— Task objective —
In the records that follow, locate every line with "recipient" and extract it.

— Record excerpts —
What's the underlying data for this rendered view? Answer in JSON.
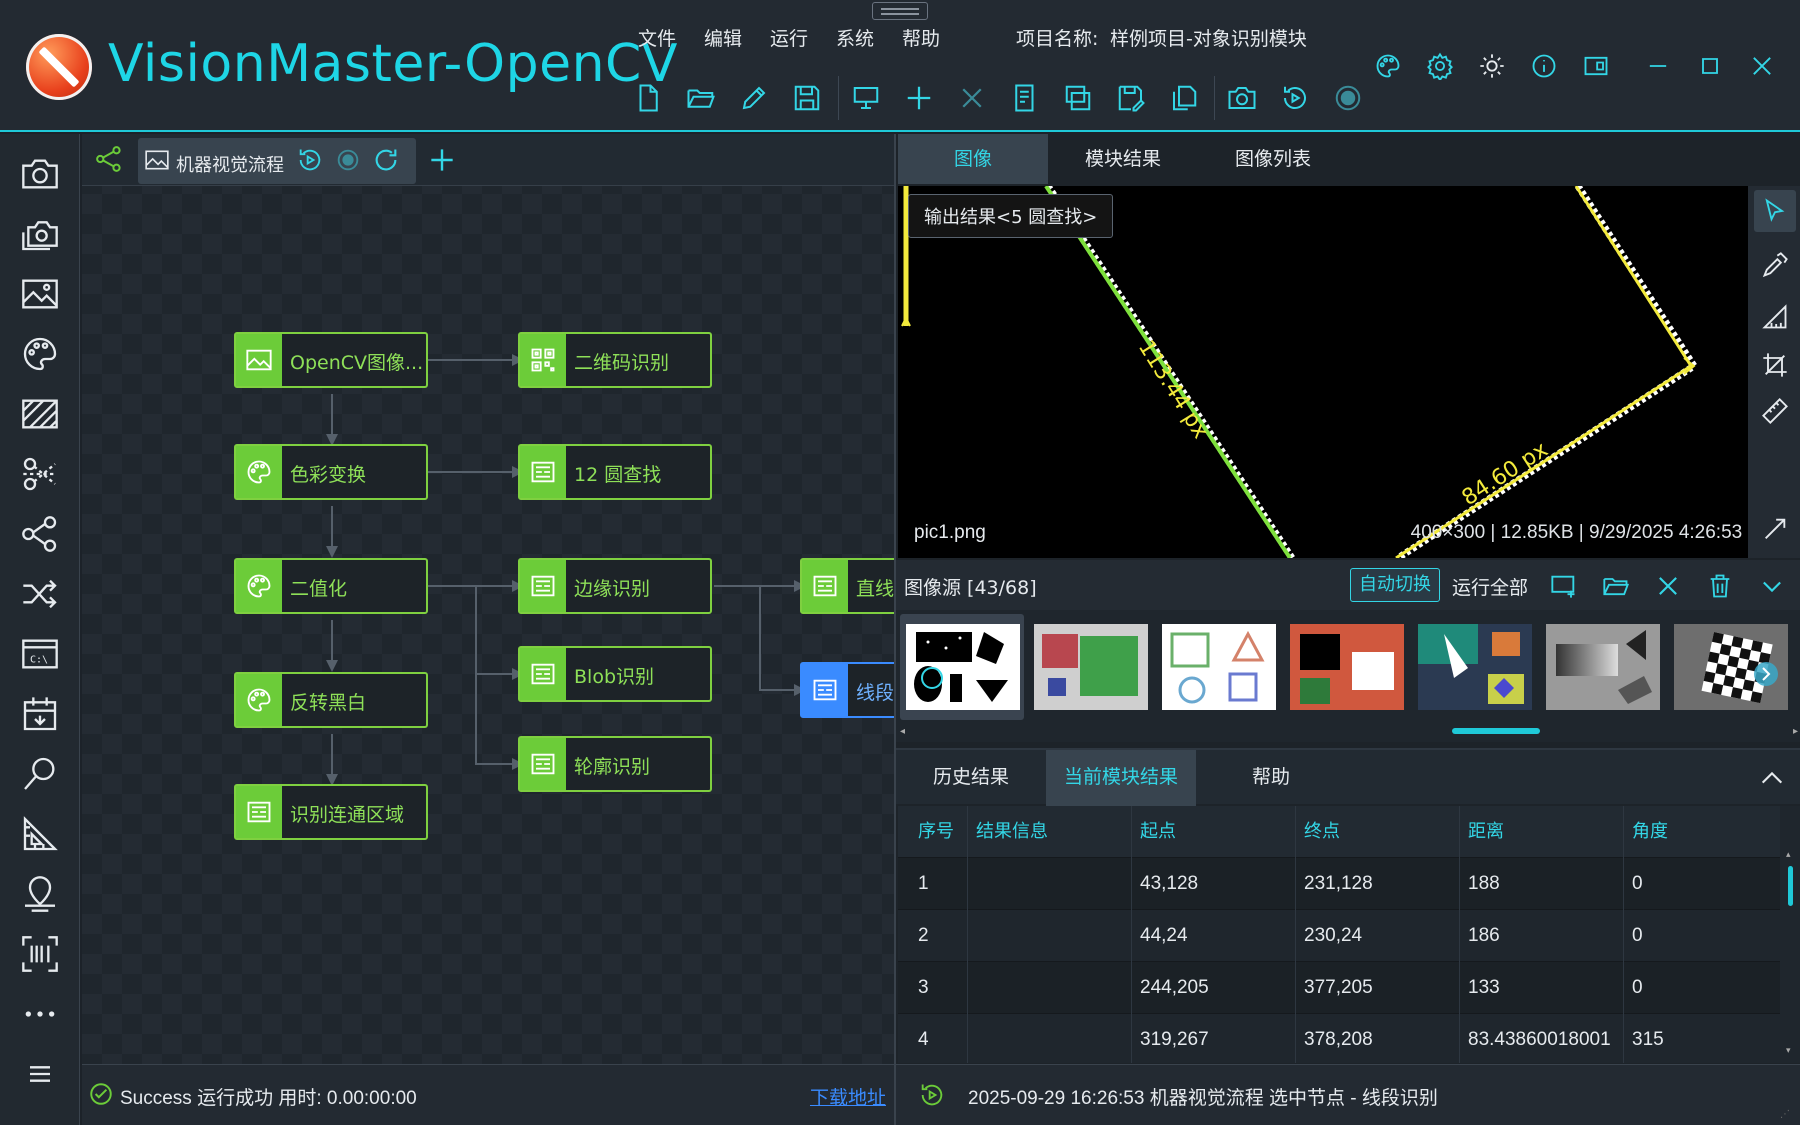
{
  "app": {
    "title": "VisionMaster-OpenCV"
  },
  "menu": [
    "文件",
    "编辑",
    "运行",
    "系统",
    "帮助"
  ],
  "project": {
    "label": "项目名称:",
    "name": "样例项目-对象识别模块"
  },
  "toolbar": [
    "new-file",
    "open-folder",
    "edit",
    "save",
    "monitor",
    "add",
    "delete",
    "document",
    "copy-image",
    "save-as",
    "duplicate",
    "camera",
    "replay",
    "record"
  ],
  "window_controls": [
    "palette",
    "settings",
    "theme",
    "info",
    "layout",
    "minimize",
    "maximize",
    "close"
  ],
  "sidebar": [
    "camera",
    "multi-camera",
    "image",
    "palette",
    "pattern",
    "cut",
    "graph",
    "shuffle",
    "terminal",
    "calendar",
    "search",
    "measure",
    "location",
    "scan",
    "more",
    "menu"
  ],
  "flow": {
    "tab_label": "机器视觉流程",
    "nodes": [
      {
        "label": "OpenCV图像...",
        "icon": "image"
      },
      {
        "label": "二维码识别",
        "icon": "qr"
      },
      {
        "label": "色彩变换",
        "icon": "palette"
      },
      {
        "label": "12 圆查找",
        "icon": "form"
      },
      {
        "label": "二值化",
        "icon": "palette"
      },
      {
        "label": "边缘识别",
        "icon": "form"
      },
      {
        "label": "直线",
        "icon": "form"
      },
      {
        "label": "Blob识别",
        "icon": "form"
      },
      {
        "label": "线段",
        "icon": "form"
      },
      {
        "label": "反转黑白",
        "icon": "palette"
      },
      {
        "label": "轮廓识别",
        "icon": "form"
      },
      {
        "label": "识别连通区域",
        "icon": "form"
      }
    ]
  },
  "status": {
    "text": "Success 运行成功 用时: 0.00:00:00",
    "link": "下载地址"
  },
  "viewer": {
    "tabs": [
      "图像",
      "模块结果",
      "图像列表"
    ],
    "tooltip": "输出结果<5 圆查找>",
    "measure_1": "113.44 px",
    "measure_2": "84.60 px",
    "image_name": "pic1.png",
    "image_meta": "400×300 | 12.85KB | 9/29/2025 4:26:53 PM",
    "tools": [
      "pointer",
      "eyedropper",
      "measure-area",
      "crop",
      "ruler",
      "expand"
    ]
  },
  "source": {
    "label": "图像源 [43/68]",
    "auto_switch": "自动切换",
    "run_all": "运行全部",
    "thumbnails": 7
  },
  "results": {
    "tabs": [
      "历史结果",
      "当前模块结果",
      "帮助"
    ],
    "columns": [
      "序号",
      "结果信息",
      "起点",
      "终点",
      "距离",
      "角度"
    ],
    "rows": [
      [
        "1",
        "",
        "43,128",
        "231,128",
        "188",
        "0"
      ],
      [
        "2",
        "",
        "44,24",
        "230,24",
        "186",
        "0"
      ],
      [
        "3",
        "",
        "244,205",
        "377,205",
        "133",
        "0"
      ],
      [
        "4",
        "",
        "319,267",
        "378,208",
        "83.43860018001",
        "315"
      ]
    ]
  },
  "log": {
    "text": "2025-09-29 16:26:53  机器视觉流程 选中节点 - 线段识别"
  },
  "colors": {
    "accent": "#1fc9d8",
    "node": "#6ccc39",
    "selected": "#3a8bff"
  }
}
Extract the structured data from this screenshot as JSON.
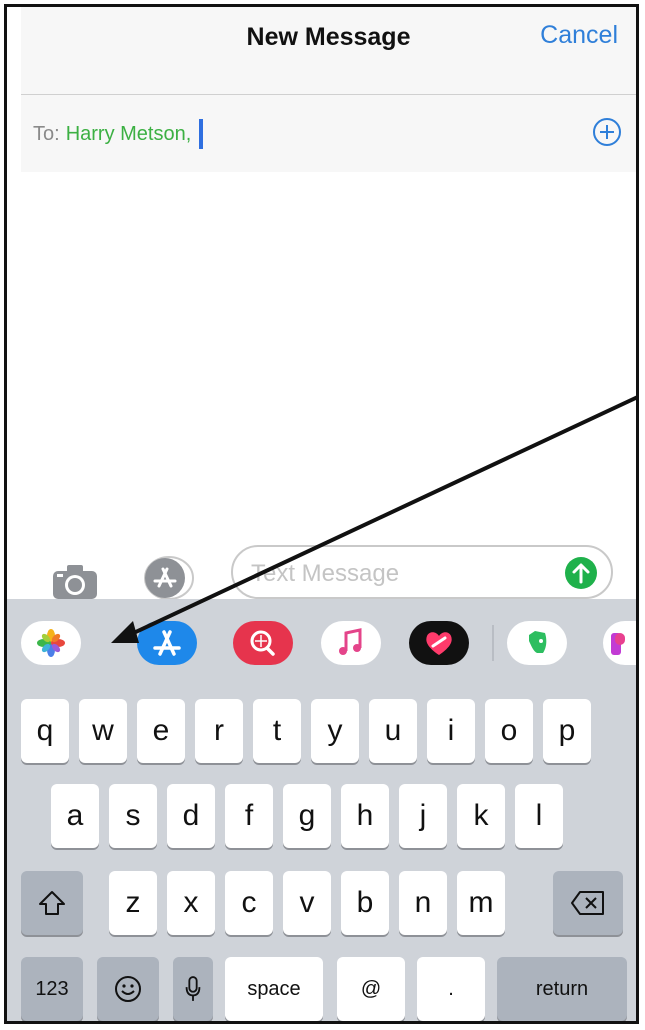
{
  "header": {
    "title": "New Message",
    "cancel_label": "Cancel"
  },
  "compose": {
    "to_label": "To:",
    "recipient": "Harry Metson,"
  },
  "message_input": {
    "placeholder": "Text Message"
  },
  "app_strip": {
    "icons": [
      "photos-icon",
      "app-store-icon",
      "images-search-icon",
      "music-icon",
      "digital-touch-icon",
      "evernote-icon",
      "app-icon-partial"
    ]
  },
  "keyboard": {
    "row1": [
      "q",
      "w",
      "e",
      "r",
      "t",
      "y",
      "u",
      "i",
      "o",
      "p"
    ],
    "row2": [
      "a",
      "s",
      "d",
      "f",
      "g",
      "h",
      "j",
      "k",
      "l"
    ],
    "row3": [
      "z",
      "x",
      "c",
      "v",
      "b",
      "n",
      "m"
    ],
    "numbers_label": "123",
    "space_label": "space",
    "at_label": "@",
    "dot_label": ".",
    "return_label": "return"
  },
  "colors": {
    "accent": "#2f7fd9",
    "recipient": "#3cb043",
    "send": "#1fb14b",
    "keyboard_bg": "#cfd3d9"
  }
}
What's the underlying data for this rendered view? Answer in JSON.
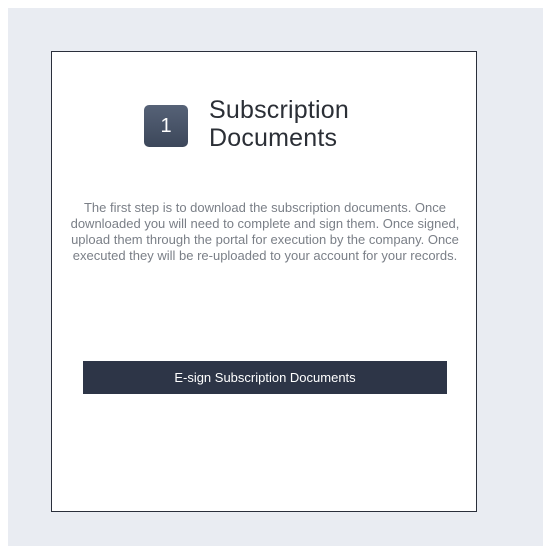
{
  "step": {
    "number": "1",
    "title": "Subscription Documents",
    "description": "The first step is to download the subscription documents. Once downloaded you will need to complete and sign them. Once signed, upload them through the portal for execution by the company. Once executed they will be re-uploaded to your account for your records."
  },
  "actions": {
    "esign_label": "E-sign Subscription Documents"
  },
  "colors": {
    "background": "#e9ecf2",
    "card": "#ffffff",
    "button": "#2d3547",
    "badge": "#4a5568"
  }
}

— Answer to the exercise —
    "recipient": "Harry Metson,"
    "recipient": "#3cb043",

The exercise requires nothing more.